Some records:
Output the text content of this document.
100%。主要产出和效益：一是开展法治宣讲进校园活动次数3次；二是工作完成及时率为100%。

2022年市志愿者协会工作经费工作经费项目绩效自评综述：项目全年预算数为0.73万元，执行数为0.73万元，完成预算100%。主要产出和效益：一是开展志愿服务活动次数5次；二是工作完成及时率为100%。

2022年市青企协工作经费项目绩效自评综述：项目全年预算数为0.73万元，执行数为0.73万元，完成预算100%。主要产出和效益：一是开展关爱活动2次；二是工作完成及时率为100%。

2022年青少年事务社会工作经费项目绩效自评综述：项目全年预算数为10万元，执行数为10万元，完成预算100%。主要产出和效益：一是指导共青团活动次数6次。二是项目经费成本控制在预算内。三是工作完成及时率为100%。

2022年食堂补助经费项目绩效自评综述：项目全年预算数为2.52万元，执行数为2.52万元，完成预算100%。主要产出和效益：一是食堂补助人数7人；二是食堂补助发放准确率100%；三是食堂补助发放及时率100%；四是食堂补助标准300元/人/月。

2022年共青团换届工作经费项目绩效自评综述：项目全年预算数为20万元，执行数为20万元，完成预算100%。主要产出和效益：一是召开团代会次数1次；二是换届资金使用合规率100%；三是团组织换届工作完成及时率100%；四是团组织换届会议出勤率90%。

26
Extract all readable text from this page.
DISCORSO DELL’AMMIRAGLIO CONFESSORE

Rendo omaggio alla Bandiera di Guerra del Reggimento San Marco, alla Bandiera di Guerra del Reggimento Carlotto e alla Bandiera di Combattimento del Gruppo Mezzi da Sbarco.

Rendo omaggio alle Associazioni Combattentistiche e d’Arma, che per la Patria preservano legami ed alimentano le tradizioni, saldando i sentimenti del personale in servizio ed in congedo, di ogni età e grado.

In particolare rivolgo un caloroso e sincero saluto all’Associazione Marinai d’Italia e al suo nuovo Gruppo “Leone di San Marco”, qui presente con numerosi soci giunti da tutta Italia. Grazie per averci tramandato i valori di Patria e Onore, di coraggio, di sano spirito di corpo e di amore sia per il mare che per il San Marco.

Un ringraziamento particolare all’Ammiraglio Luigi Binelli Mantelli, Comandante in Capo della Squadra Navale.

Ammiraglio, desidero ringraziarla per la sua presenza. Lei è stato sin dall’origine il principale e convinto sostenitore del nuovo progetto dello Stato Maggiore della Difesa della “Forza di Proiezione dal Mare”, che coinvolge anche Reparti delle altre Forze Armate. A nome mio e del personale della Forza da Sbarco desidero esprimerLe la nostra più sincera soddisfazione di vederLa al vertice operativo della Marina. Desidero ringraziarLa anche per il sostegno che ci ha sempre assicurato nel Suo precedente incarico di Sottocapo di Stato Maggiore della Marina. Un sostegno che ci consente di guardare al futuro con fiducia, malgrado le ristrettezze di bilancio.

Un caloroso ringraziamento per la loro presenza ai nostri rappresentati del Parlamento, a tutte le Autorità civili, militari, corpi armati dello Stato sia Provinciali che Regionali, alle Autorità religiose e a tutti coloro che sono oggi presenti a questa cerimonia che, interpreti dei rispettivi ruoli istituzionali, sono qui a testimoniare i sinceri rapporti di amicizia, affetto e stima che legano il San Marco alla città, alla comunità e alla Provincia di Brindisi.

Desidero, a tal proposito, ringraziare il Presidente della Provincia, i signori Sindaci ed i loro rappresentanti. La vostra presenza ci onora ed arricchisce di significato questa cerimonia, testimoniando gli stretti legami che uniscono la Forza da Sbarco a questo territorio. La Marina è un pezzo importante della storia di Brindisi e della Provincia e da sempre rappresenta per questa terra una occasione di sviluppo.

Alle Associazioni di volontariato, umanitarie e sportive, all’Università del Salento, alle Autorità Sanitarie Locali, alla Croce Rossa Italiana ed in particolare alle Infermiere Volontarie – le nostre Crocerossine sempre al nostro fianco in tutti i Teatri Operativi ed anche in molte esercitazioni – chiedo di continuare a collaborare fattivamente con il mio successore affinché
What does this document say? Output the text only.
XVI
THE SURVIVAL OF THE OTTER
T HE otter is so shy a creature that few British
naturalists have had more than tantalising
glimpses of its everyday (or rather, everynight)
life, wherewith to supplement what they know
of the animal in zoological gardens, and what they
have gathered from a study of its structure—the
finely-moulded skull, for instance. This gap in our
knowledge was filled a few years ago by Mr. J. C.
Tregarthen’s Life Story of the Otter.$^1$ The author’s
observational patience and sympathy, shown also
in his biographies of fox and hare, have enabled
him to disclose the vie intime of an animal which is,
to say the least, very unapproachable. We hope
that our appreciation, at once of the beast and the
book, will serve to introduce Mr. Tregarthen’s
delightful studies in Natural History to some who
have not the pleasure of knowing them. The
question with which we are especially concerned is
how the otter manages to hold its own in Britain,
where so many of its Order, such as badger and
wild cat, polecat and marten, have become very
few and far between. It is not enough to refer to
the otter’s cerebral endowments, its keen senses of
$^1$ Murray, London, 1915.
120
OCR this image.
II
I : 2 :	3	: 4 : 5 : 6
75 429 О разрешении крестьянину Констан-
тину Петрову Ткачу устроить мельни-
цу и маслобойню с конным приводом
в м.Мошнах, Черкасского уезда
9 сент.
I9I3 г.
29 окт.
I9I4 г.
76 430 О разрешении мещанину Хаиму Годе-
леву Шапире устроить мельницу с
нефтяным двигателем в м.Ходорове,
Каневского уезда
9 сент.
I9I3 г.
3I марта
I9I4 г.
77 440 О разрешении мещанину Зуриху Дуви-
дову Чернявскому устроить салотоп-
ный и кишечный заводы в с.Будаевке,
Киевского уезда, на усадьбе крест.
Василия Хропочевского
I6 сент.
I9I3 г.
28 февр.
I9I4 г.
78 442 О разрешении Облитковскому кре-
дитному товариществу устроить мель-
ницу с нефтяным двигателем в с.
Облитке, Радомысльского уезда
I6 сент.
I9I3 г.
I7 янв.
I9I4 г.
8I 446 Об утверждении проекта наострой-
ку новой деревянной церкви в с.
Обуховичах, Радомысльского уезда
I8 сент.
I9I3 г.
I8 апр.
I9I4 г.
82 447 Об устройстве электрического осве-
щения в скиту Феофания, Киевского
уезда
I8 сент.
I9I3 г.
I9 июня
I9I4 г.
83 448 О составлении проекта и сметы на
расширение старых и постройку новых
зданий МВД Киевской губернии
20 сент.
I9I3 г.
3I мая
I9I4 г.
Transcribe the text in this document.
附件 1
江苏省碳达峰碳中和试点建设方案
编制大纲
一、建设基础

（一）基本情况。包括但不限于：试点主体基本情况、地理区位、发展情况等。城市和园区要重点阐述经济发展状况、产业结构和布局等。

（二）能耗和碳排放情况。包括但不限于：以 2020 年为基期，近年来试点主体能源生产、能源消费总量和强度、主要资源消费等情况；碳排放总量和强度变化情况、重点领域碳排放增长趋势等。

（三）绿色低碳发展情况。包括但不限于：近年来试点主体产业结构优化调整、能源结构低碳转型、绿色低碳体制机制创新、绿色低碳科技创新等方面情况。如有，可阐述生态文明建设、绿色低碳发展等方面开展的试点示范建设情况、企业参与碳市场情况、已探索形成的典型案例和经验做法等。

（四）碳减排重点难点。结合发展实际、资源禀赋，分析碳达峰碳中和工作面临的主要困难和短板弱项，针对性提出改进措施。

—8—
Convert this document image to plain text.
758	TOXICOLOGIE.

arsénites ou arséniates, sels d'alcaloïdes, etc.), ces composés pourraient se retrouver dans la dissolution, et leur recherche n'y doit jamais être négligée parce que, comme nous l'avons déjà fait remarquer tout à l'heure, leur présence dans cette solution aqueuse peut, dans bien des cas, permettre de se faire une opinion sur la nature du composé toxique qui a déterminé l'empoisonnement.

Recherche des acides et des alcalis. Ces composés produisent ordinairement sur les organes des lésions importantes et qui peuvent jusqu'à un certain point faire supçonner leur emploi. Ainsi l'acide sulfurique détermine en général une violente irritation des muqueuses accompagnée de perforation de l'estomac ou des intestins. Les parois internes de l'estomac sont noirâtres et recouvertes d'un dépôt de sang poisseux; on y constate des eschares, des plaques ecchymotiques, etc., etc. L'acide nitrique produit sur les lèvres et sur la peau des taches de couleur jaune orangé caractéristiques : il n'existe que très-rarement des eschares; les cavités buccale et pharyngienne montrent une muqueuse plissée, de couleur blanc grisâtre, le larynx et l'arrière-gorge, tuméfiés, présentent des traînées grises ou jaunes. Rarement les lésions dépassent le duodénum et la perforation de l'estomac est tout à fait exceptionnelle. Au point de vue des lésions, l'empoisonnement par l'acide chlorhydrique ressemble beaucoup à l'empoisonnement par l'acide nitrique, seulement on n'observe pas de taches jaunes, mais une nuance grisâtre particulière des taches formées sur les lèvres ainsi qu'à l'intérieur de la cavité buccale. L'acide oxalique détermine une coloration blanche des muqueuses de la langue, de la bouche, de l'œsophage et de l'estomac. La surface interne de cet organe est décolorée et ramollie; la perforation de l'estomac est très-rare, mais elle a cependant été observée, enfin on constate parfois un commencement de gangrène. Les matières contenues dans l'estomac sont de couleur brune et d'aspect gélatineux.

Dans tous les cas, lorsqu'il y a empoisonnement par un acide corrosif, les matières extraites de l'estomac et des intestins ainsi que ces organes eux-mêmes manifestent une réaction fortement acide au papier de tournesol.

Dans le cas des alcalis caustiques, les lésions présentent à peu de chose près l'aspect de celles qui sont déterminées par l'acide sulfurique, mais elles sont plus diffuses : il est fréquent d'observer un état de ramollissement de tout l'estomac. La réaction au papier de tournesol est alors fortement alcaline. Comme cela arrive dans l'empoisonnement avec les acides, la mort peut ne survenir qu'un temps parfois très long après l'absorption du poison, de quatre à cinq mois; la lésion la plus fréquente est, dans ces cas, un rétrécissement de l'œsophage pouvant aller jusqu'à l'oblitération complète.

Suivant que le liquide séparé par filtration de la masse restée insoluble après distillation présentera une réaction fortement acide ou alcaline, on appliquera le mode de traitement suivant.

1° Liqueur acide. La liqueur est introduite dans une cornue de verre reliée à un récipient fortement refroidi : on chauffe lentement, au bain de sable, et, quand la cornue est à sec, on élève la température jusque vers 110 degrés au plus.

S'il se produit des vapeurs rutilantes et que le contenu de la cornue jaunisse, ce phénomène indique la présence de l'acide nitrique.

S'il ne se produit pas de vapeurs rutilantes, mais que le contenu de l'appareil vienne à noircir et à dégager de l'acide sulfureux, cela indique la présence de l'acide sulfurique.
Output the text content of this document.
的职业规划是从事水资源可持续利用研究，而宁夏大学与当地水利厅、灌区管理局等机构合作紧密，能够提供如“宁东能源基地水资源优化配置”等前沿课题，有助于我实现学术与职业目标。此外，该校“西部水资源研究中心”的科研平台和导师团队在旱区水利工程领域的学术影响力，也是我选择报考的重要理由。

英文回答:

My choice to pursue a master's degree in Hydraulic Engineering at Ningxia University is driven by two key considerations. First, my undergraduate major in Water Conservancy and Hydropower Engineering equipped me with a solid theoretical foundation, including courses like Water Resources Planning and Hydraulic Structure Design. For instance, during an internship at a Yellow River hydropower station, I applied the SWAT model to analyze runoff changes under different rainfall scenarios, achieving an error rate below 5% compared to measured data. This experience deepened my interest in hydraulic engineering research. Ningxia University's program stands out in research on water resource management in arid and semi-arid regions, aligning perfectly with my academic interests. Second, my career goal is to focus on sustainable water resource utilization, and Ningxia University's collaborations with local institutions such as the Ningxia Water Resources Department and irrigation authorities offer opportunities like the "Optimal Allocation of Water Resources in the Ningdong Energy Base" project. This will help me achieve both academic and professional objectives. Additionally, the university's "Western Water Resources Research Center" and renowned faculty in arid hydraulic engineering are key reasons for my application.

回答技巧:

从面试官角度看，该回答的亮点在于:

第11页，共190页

▶ _What to work on_:
Gather each line of the records holding the string "will".

▶ _Right answer_:
book, will serve to introduce Mr. Tregarthen’s
My choice to pursue a master's degree in Hydraulic Engineering at Ningxia University is driven by two key considerations. First, my undergraduate major in Water Conservancy and Hydropower Engineering equipped me with a solid theoretical foundation, including courses like Water Resources Planning and Hydraulic Structure Design. For instance, during an internship at a Yellow River hydropower station, I applied the SWAT model to analyze runoff changes under different rainfall scenarios, achieving an error rate below 5% compared to measured data. This experience deepened my interest in hydraulic engineering research. Ningxia University's program stands out in research on water resource management in arid and semi-arid regions, aligning perfectly with my academic interests. Second, my career goal is to focus on sustainable water resource utilization, and Ningxia University's collaborations with local institutions such as the Ningxia Water Resources Department and irrigation authorities offer opportunities like the "Optimal Allocation of Water Resources in the Ningdong Energy Base" project. This will help me achieve both academic and professional objectives. Additionally, the university's "Western Water Resources Research Center" and renowned faculty in arid hydraulic engineering are key reasons for my application.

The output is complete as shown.